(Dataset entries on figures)
※ ※ ※

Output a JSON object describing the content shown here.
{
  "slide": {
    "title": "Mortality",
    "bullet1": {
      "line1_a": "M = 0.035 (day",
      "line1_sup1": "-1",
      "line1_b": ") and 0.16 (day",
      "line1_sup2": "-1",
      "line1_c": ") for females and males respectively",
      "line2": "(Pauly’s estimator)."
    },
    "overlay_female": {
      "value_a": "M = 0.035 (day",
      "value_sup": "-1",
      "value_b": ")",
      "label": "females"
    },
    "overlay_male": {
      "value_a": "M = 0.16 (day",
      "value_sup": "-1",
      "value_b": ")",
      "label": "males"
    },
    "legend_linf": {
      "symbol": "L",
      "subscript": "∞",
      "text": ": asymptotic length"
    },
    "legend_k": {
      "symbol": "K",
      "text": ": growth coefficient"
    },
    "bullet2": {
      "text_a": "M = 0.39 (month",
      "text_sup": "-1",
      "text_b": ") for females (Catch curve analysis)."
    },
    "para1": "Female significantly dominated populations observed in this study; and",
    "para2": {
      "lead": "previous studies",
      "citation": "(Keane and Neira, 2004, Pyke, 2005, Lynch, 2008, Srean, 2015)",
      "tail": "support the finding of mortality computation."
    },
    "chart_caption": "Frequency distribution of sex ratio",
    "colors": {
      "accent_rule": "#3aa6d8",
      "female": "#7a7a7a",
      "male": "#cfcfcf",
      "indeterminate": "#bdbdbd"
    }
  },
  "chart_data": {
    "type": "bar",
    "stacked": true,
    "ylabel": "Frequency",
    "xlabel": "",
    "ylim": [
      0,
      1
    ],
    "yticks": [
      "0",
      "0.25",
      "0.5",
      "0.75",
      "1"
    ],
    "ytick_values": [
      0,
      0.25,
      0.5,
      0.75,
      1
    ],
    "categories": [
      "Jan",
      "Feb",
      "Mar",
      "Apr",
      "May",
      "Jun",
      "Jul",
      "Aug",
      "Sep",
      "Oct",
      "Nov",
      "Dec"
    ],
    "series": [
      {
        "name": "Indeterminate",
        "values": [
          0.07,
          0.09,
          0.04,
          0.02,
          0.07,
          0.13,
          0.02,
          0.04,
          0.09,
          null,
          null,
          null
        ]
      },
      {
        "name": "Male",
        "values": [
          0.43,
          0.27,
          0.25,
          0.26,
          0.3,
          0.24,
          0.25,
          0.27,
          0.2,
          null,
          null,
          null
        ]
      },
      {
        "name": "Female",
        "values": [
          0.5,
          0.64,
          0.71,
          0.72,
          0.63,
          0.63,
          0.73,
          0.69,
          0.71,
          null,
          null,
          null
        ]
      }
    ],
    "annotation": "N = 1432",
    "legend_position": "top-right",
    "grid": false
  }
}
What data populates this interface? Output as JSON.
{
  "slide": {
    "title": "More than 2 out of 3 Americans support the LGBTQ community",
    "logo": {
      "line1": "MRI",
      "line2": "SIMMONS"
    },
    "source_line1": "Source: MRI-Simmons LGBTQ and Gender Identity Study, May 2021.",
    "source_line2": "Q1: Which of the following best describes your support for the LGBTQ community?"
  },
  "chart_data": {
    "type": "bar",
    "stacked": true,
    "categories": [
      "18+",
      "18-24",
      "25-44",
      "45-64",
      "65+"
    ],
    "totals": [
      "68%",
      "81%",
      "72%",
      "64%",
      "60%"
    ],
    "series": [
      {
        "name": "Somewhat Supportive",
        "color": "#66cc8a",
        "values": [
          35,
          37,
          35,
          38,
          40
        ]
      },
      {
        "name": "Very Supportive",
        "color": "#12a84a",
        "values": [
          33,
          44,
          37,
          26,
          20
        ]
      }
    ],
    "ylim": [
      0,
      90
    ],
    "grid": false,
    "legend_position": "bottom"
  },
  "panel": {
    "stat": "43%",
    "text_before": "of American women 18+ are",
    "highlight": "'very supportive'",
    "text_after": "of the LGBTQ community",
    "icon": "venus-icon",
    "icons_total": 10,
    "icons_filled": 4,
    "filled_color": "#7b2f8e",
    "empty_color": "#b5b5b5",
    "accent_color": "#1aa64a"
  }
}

※ ※ ※

#### Exercise task:
All of the entries above should be written out again exactly.

#### The answer:
Output a JSON object describing the content shown here.
{
  "slide": {
    "title": "Mortality",
    "bullet1": {
      "line1_a": "M = 0.035 (day",
      "line1_sup1": "-1",
      "line1_b": ") and 0.16 (day",
      "line1_sup2": "-1",
      "line1_c": ") for females and males respectively",
      "line2": "(Pauly’s estimator)."
    },
    "overlay_female": {
      "value_a": "M = 0.035 (day",
      "value_sup": "-1",
      "value_b": ")",
      "label": "females"
    },
    "overlay_male": {
      "value_a": "M = 0.16 (day",
      "value_sup": "-1",
      "value_b": ")",
      "label": "males"
    },
    "legend_linf": {
      "symbol": "L",
      "subscript": "∞",
      "text": ": asymptotic length"
    },
    "legend_k": {
      "symbol": "K",
      "text": ": growth coefficient"
    },
    "bullet2": {
      "text_a": "M = 0.39 (month",
      "text_sup": "-1",
      "text_b": ") for females (Catch curve analysis)."
    },
    "para1": "Female significantly dominated populations observed in this study; and",
    "para2": {
      "lead": "previous studies",
      "citation": "(Keane and Neira, 2004, Pyke, 2005, Lynch, 2008, Srean, 2015)",
      "tail": "support the finding of mortality computation."
    },
    "chart_caption": "Frequency distribution of sex ratio",
    "colors": {
      "accent_rule": "#3aa6d8",
      "female": "#7a7a7a",
      "male": "#cfcfcf",
      "indeterminate": "#bdbdbd"
    }
  },
  "chart_data": {
    "type": "bar",
    "stacked": true,
    "ylabel": "Frequency",
    "xlabel": "",
    "ylim": [
      0,
      1
    ],
    "yticks": [
      "0",
      "0.25",
      "0.5",
      "0.75",
      "1"
    ],
    "ytick_values": [
      0,
      0.25,
      0.5,
      0.75,
      1
    ],
    "categories": [
      "Jan",
      "Feb",
      "Mar",
      "Apr",
      "May",
      "Jun",
      "Jul",
      "Aug",
      "Sep",
      "Oct",
      "Nov",
      "Dec"
    ],
    "series": [
      {
        "name": "Indeterminate",
        "values": [
          0.07,
          0.09,
          0.04,
          0.02,
          0.07,
          0.13,
          0.02,
          0.04,
          0.09,
          null,
          null,
          null
        ]
      },
      {
        "name": "Male",
        "values": [
          0.43,
          0.27,
          0.25,
          0.26,
          0.3,
          0.24,
          0.25,
          0.27,
          0.2,
          null,
          null,
          null
        ]
      },
      {
        "name": "Female",
        "values": [
          0.5,
          0.64,
          0.71,
          0.72,
          0.63,
          0.63,
          0.73,
          0.69,
          0.71,
          null,
          null,
          null
        ]
      }
    ],
    "annotation": "N = 1432",
    "legend_position": "top-right",
    "grid": false
  }
}
What data populates this interface? Output as JSON.
{
  "slide": {
    "title": "More than 2 out of 3 Americans support the LGBTQ community",
    "logo": {
      "line1": "MRI",
      "line2": "SIMMONS"
    },
    "source_line1": "Source: MRI-Simmons LGBTQ and Gender Identity Study, May 2021.",
    "source_line2": "Q1: Which of the following best describes your support for the LGBTQ community?"
  },
  "chart_data": {
    "type": "bar",
    "stacked": true,
    "categories": [
      "18+",
      "18-24",
      "25-44",
      "45-64",
      "65+"
    ],
    "totals": [
      "68%",
      "81%",
      "72%",
      "64%",
      "60%"
    ],
    "series": [
      {
        "name": "Somewhat Supportive",
        "color": "#66cc8a",
        "values": [
          35,
          37,
          35,
          38,
          40
        ]
      },
      {
        "name": "Very Supportive",
        "color": "#12a84a",
        "values": [
          33,
          44,
          37,
          26,
          20
        ]
      }
    ],
    "ylim": [
      0,
      90
    ],
    "grid": false,
    "legend_position": "bottom"
  },
  "panel": {
    "stat": "43%",
    "text_before": "of American women 18+ are",
    "highlight": "'very supportive'",
    "text_after": "of the LGBTQ community",
    "icon": "venus-icon",
    "icons_total": 10,
    "icons_filled": 4,
    "filled_color": "#7b2f8e",
    "empty_color": "#b5b5b5",
    "accent_color": "#1aa64a"
  }
}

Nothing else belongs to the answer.